WRITTEN INSTRUCTION
Reproduce the records below exactly, leaving out any pictures.

[Extracted data entries]
==========

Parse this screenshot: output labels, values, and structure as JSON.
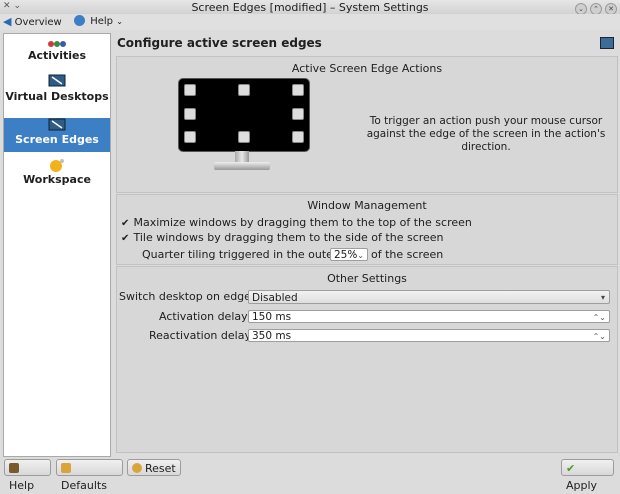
{
  "window": {
    "title": "Screen Edges [modified] – System Settings"
  },
  "toolbar": {
    "overview": "Overview",
    "help": "Help"
  },
  "sidebar": {
    "items": [
      {
        "label": "Activities",
        "icon": "activities-icon"
      },
      {
        "label": "Virtual Desktops",
        "icon": "virtual-desktops-icon"
      },
      {
        "label": "Screen Edges",
        "icon": "screen-edges-icon",
        "selected": true
      },
      {
        "label": "Workspace",
        "icon": "workspace-icon"
      }
    ]
  },
  "main": {
    "heading": "Configure active screen edges",
    "edge_actions": {
      "title": "Active Screen Edge Actions",
      "description": "To trigger an action push your mouse cursor against the edge of the screen in the action's direction."
    },
    "window_management": {
      "title": "Window Management",
      "maximize_label": "Maximize windows by dragging them to the top of the screen",
      "maximize_checked": true,
      "tile_label": "Tile windows by dragging them to the side of the screen",
      "tile_checked": true,
      "quarter_prefix": "Quarter tiling triggered in the outer",
      "quarter_value": "25%",
      "quarter_suffix": "of the screen"
    },
    "other_settings": {
      "title": "Other Settings",
      "switch_label": "Switch desktop on edge:",
      "switch_value": "Disabled",
      "activation_label": "Activation delay:",
      "activation_value": "150 ms",
      "reactivation_label": "Reactivation delay:",
      "reactivation_value": "350 ms"
    }
  },
  "buttons": {
    "help": "Help",
    "defaults": "Defaults",
    "reset": "Reset",
    "apply": "Apply"
  },
  "colors": {
    "selection": "#3d7fc5",
    "apply_icon": "#4a9a2a"
  }
}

==========

FINISHED TASK
Parse this screenshot: output labels, values, and structure as JSON.
{
  "window": {
    "title": "Screen Edges [modified] – System Settings"
  },
  "toolbar": {
    "overview": "Overview",
    "help": "Help"
  },
  "sidebar": {
    "items": [
      {
        "label": "Activities",
        "icon": "activities-icon"
      },
      {
        "label": "Virtual Desktops",
        "icon": "virtual-desktops-icon"
      },
      {
        "label": "Screen Edges",
        "icon": "screen-edges-icon",
        "selected": true
      },
      {
        "label": "Workspace",
        "icon": "workspace-icon"
      }
    ]
  },
  "main": {
    "heading": "Configure active screen edges",
    "edge_actions": {
      "title": "Active Screen Edge Actions",
      "description": "To trigger an action push your mouse cursor against the edge of the screen in the action's direction."
    },
    "window_management": {
      "title": "Window Management",
      "maximize_label": "Maximize windows by dragging them to the top of the screen",
      "maximize_checked": true,
      "tile_label": "Tile windows by dragging them to the side of the screen",
      "tile_checked": true,
      "quarter_prefix": "Quarter tiling triggered in the outer",
      "quarter_value": "25%",
      "quarter_suffix": "of the screen"
    },
    "other_settings": {
      "title": "Other Settings",
      "switch_label": "Switch desktop on edge:",
      "switch_value": "Disabled",
      "activation_label": "Activation delay:",
      "activation_value": "150 ms",
      "reactivation_label": "Reactivation delay:",
      "reactivation_value": "350 ms"
    }
  },
  "buttons": {
    "help": "Help",
    "defaults": "Defaults",
    "reset": "Reset",
    "apply": "Apply"
  },
  "colors": {
    "selection": "#3d7fc5",
    "apply_icon": "#4a9a2a"
  }
}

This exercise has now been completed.